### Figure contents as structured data
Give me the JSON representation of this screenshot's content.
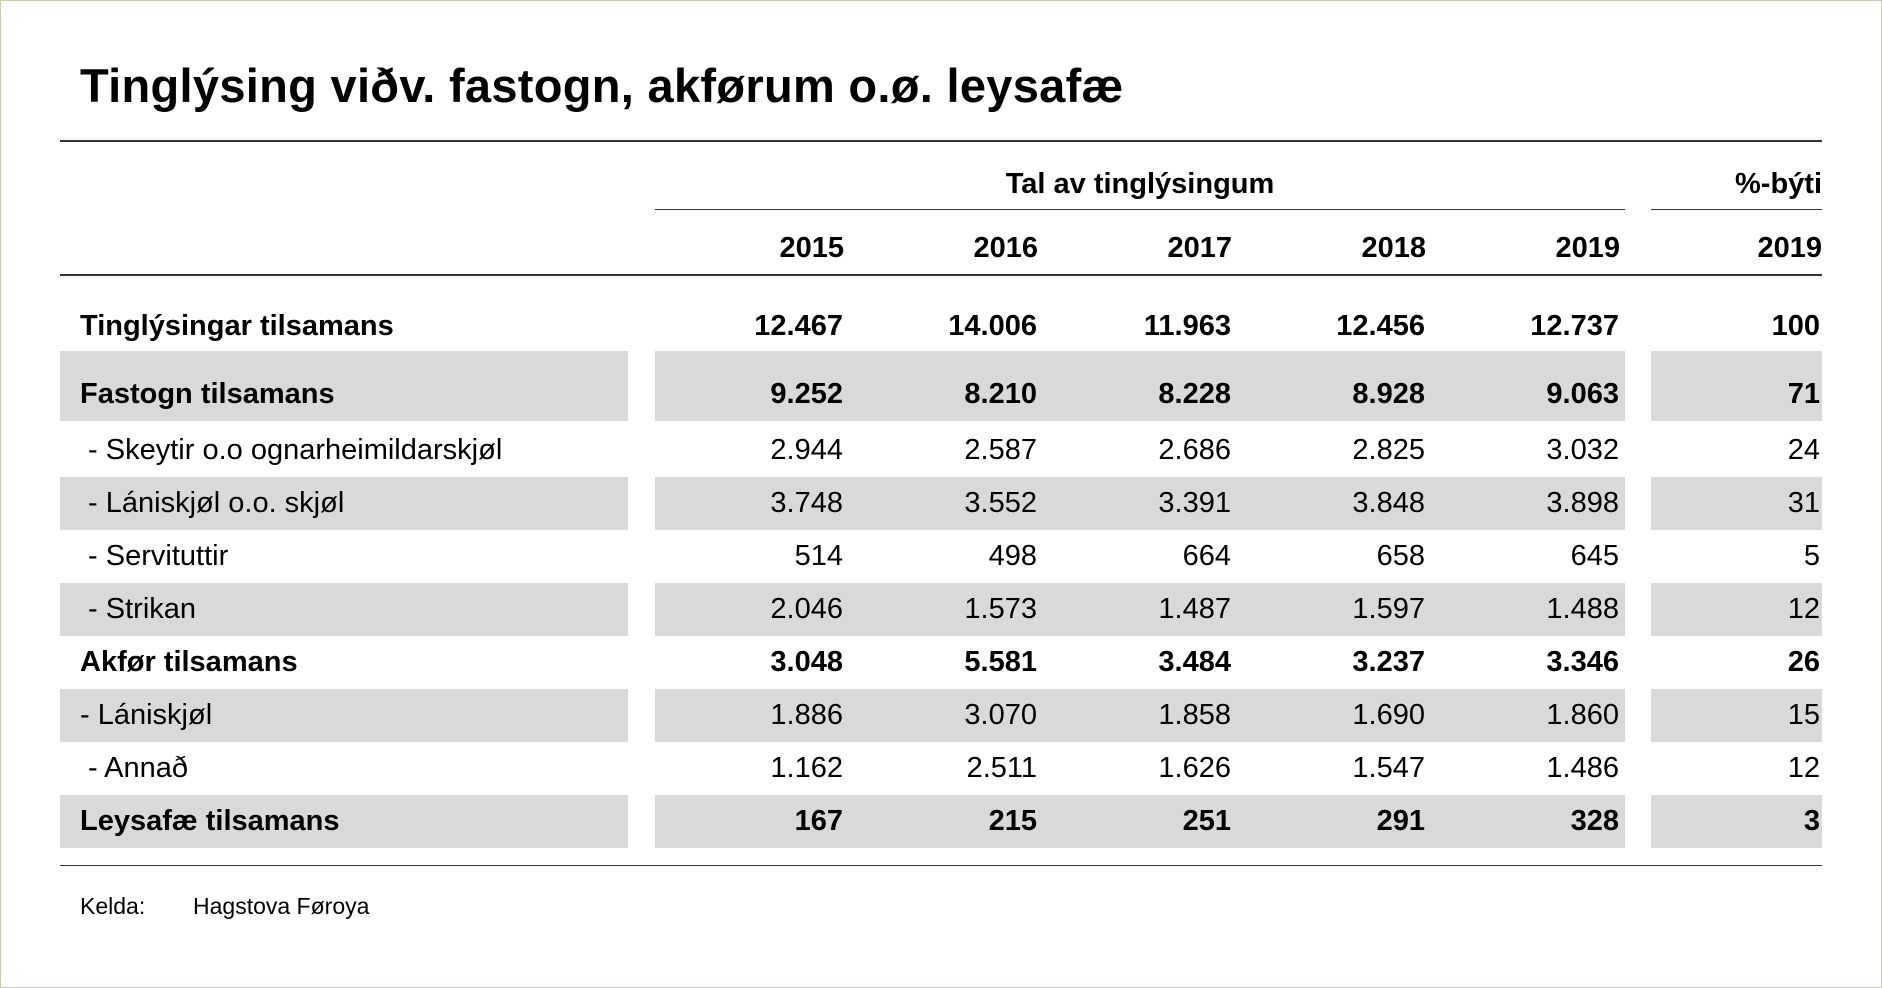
{
  "title": "Tinglýsing viðv. fastogn, akførum o.ø. leysafæ",
  "header": {
    "group_main": "Tal av tinglýsingum",
    "group_share": "%-býti",
    "years": [
      "2015",
      "2016",
      "2017",
      "2018",
      "2019"
    ],
    "share_year": "2019"
  },
  "rows": [
    {
      "label": "Tinglýsingar tilsamans",
      "bold": true,
      "values": [
        "12.467",
        "14.006",
        "11.963",
        "12.456",
        "12.737"
      ],
      "share": "100"
    },
    {
      "label": "Fastogn tilsamans",
      "bold": true,
      "values": [
        "9.252",
        "8.210",
        "8.228",
        "8.928",
        "9.063"
      ],
      "share": "71"
    },
    {
      "label": " - Skeytir o.o ognarheimildarskjøl",
      "bold": false,
      "values": [
        "2.944",
        "2.587",
        "2.686",
        "2.825",
        "3.032"
      ],
      "share": "24"
    },
    {
      "label": " - Lániskjøl o.o. skjøl",
      "bold": false,
      "values": [
        "3.748",
        "3.552",
        "3.391",
        "3.848",
        "3.898"
      ],
      "share": "31"
    },
    {
      "label": " - Servituttir",
      "bold": false,
      "values": [
        "514",
        "498",
        "664",
        "658",
        "645"
      ],
      "share": "5"
    },
    {
      "label": " - Strikan",
      "bold": false,
      "values": [
        "2.046",
        "1.573",
        "1.487",
        "1.597",
        "1.488"
      ],
      "share": "12"
    },
    {
      "label": "Akfør tilsamans",
      "bold": true,
      "values": [
        "3.048",
        "5.581",
        "3.484",
        "3.237",
        "3.346"
      ],
      "share": "26"
    },
    {
      "label": "- Lániskjøl",
      "bold": false,
      "values": [
        "1.886",
        "3.070",
        "1.858",
        "1.690",
        "1.860"
      ],
      "share": "15"
    },
    {
      "label": " - Annað",
      "bold": false,
      "values": [
        "1.162",
        "2.511",
        "1.626",
        "1.547",
        "1.486"
      ],
      "share": "12"
    },
    {
      "label": "Leysafæ tilsamans",
      "bold": true,
      "values": [
        "167",
        "215",
        "251",
        "291",
        "328"
      ],
      "share": "3"
    }
  ],
  "footer": {
    "source_label": "Kelda:",
    "source_value": "Hagstova Føroya"
  },
  "colors": {
    "band": "#d9d9d9",
    "frame": "#c7cdb4"
  }
}
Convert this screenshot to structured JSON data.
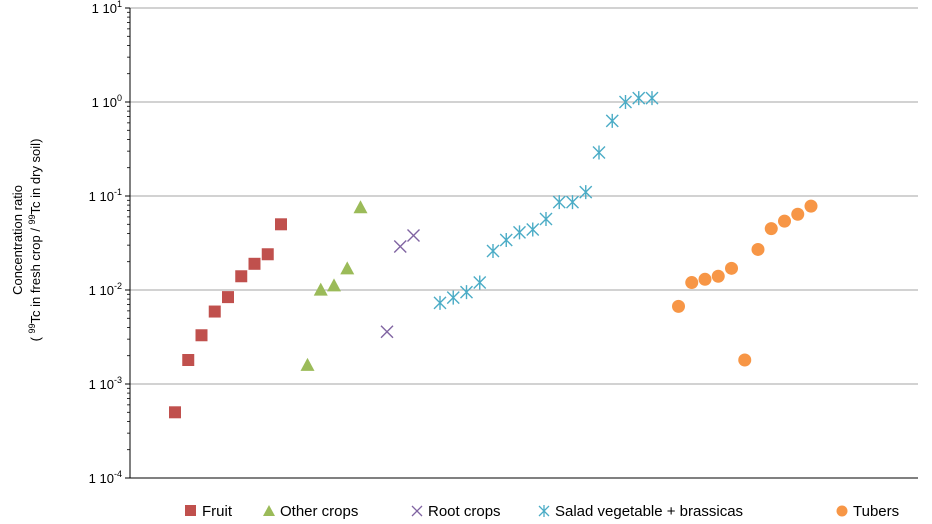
{
  "chart_data": {
    "type": "scatter",
    "y_scale": "log",
    "ylim": [
      0.0001,
      10
    ],
    "grid": true,
    "legend_position": "bottom",
    "ylabel_line1": "Concentration ratio",
    "ylabel_line2": {
      "open": "( ",
      "sup1": "99",
      "mid": "Tc in fresh crop / ",
      "sup2": "99",
      "end": "Tc in dry soil)"
    },
    "y_ticks": [
      {
        "value": 10,
        "base": "1 10",
        "exp": "1"
      },
      {
        "value": 1,
        "base": "1 10",
        "exp": "0"
      },
      {
        "value": 0.1,
        "base": "1 10",
        "exp": "-1"
      },
      {
        "value": 0.01,
        "base": "1 10",
        "exp": "-2"
      },
      {
        "value": 0.001,
        "base": "1 10",
        "exp": "-3"
      },
      {
        "value": 0.0001,
        "base": "1 10",
        "exp": "-4"
      }
    ],
    "series": [
      {
        "name": "Fruit",
        "marker": "square",
        "color": "#c0504d",
        "points": [
          [
            1,
            0.0005
          ],
          [
            2,
            0.0018
          ],
          [
            3,
            0.0033
          ],
          [
            4,
            0.0059
          ],
          [
            5,
            0.0084
          ],
          [
            6,
            0.014
          ],
          [
            7,
            0.019
          ],
          [
            8,
            0.024
          ],
          [
            9,
            0.05
          ]
        ]
      },
      {
        "name": "Other crops",
        "marker": "triangle",
        "color": "#9bbb59",
        "points": [
          [
            11,
            0.0016
          ],
          [
            12,
            0.0101
          ],
          [
            13,
            0.0112
          ],
          [
            14,
            0.017
          ],
          [
            15,
            0.076
          ]
        ]
      },
      {
        "name": "Root crops",
        "marker": "x",
        "color": "#8064a2",
        "points": [
          [
            17,
            0.0036
          ],
          [
            18,
            0.029
          ],
          [
            19,
            0.038
          ]
        ]
      },
      {
        "name": "Salad vegetable + brassicas",
        "marker": "star",
        "color": "#4bacc6",
        "points": [
          [
            21,
            0.0073
          ],
          [
            22,
            0.0083
          ],
          [
            23,
            0.0095
          ],
          [
            24,
            0.012
          ],
          [
            25,
            0.026
          ],
          [
            26,
            0.034
          ],
          [
            27,
            0.041
          ],
          [
            28,
            0.044
          ],
          [
            29,
            0.057
          ],
          [
            30,
            0.086
          ],
          [
            31,
            0.086
          ],
          [
            32,
            0.11
          ],
          [
            33,
            0.29
          ],
          [
            34,
            0.63
          ],
          [
            35,
            1.0
          ],
          [
            36,
            1.1
          ],
          [
            37,
            1.1
          ]
        ]
      },
      {
        "name": "Tubers",
        "marker": "circle",
        "color": "#f79646",
        "points": [
          [
            39,
            0.0067
          ],
          [
            40,
            0.012
          ],
          [
            41,
            0.013
          ],
          [
            42,
            0.014
          ],
          [
            43,
            0.017
          ],
          [
            44,
            0.0018
          ],
          [
            45,
            0.027
          ],
          [
            46,
            0.045
          ],
          [
            47,
            0.054
          ],
          [
            48,
            0.064
          ],
          [
            49,
            0.078
          ]
        ]
      }
    ]
  }
}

### What is expected
Pick out every line holding the string "Lániskjøl" and return it.

### Result
      "label": " - Lániskjøl o.o. skjøl",
      "label": "- Lániskjøl",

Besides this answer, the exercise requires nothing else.